> **What is asked**
Restate the records that follow word for word; no pictures should appear.

> **Input**
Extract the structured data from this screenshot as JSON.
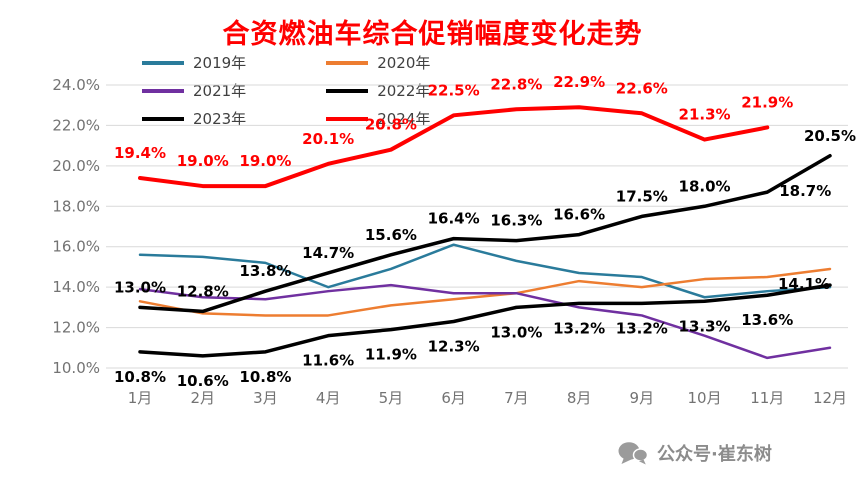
{
  "watermark": {
    "text": "公众号·崔东树",
    "icon": "chat-bubbles-icon"
  },
  "chart_data": {
    "type": "line",
    "title": "合资燃油车综合促销幅度变化走势",
    "title_color": "#FF0000",
    "categories": [
      "1月",
      "2月",
      "3月",
      "4月",
      "5月",
      "6月",
      "7月",
      "8月",
      "9月",
      "10月",
      "11月",
      "12月"
    ],
    "xlabel": "",
    "ylabel": "",
    "ylim": [
      10.0,
      24.0
    ],
    "ytick_step": 2.0,
    "ytick_labels": [
      "10.0%",
      "12.0%",
      "14.0%",
      "16.0%",
      "18.0%",
      "20.0%",
      "22.0%",
      "24.0%"
    ],
    "grid": true,
    "legend_position": "top-left",
    "series": [
      {
        "name": "2019年",
        "color": "#2A7B9B",
        "data_labels": false,
        "values": [
          15.6,
          15.5,
          15.2,
          14.0,
          14.9,
          16.1,
          15.3,
          14.7,
          14.5,
          13.5,
          13.8,
          14.0
        ]
      },
      {
        "name": "2020年",
        "color": "#ED7D31",
        "data_labels": false,
        "values": [
          13.3,
          12.7,
          12.6,
          12.6,
          13.1,
          13.4,
          13.7,
          14.3,
          14.0,
          14.4,
          14.5,
          14.9
        ]
      },
      {
        "name": "2021年",
        "color": "#7030A0",
        "data_labels": false,
        "values": [
          13.9,
          13.5,
          13.4,
          13.8,
          14.1,
          13.7,
          13.7,
          13.0,
          12.6,
          11.6,
          10.5,
          11.0
        ]
      },
      {
        "name": "2022年",
        "color": "#000000",
        "data_labels": true,
        "label_position": "below",
        "values": [
          10.8,
          10.6,
          10.8,
          11.6,
          11.9,
          12.3,
          13.0,
          13.2,
          13.2,
          13.3,
          13.6,
          14.1
        ]
      },
      {
        "name": "2023年",
        "color": "#000000",
        "data_labels": true,
        "label_position": "above",
        "values": [
          13.0,
          12.8,
          13.8,
          14.7,
          15.6,
          16.4,
          16.3,
          16.6,
          17.5,
          18.0,
          18.7,
          20.5
        ]
      },
      {
        "name": "2024年",
        "color": "#FF0000",
        "data_labels": true,
        "label_position": "above",
        "values": [
          19.4,
          19.0,
          19.0,
          20.1,
          20.8,
          22.5,
          22.8,
          22.9,
          22.6,
          21.3,
          21.9
        ]
      }
    ]
  }
}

> **Response to this exercise**
Extract the structured data from this screenshot as JSON.
{
  "watermark": {
    "text": "公众号·崔东树",
    "icon": "chat-bubbles-icon"
  },
  "chart_data": {
    "type": "line",
    "title": "合资燃油车综合促销幅度变化走势",
    "title_color": "#FF0000",
    "categories": [
      "1月",
      "2月",
      "3月",
      "4月",
      "5月",
      "6月",
      "7月",
      "8月",
      "9月",
      "10月",
      "11月",
      "12月"
    ],
    "xlabel": "",
    "ylabel": "",
    "ylim": [
      10.0,
      24.0
    ],
    "ytick_step": 2.0,
    "ytick_labels": [
      "10.0%",
      "12.0%",
      "14.0%",
      "16.0%",
      "18.0%",
      "20.0%",
      "22.0%",
      "24.0%"
    ],
    "grid": true,
    "legend_position": "top-left",
    "series": [
      {
        "name": "2019年",
        "color": "#2A7B9B",
        "data_labels": false,
        "values": [
          15.6,
          15.5,
          15.2,
          14.0,
          14.9,
          16.1,
          15.3,
          14.7,
          14.5,
          13.5,
          13.8,
          14.0
        ]
      },
      {
        "name": "2020年",
        "color": "#ED7D31",
        "data_labels": false,
        "values": [
          13.3,
          12.7,
          12.6,
          12.6,
          13.1,
          13.4,
          13.7,
          14.3,
          14.0,
          14.4,
          14.5,
          14.9
        ]
      },
      {
        "name": "2021年",
        "color": "#7030A0",
        "data_labels": false,
        "values": [
          13.9,
          13.5,
          13.4,
          13.8,
          14.1,
          13.7,
          13.7,
          13.0,
          12.6,
          11.6,
          10.5,
          11.0
        ]
      },
      {
        "name": "2022年",
        "color": "#000000",
        "data_labels": true,
        "label_position": "below",
        "values": [
          10.8,
          10.6,
          10.8,
          11.6,
          11.9,
          12.3,
          13.0,
          13.2,
          13.2,
          13.3,
          13.6,
          14.1
        ]
      },
      {
        "name": "2023年",
        "color": "#000000",
        "data_labels": true,
        "label_position": "above",
        "values": [
          13.0,
          12.8,
          13.8,
          14.7,
          15.6,
          16.4,
          16.3,
          16.6,
          17.5,
          18.0,
          18.7,
          20.5
        ]
      },
      {
        "name": "2024年",
        "color": "#FF0000",
        "data_labels": true,
        "label_position": "above",
        "values": [
          19.4,
          19.0,
          19.0,
          20.1,
          20.8,
          22.5,
          22.8,
          22.9,
          22.6,
          21.3,
          21.9
        ]
      }
    ]
  }
}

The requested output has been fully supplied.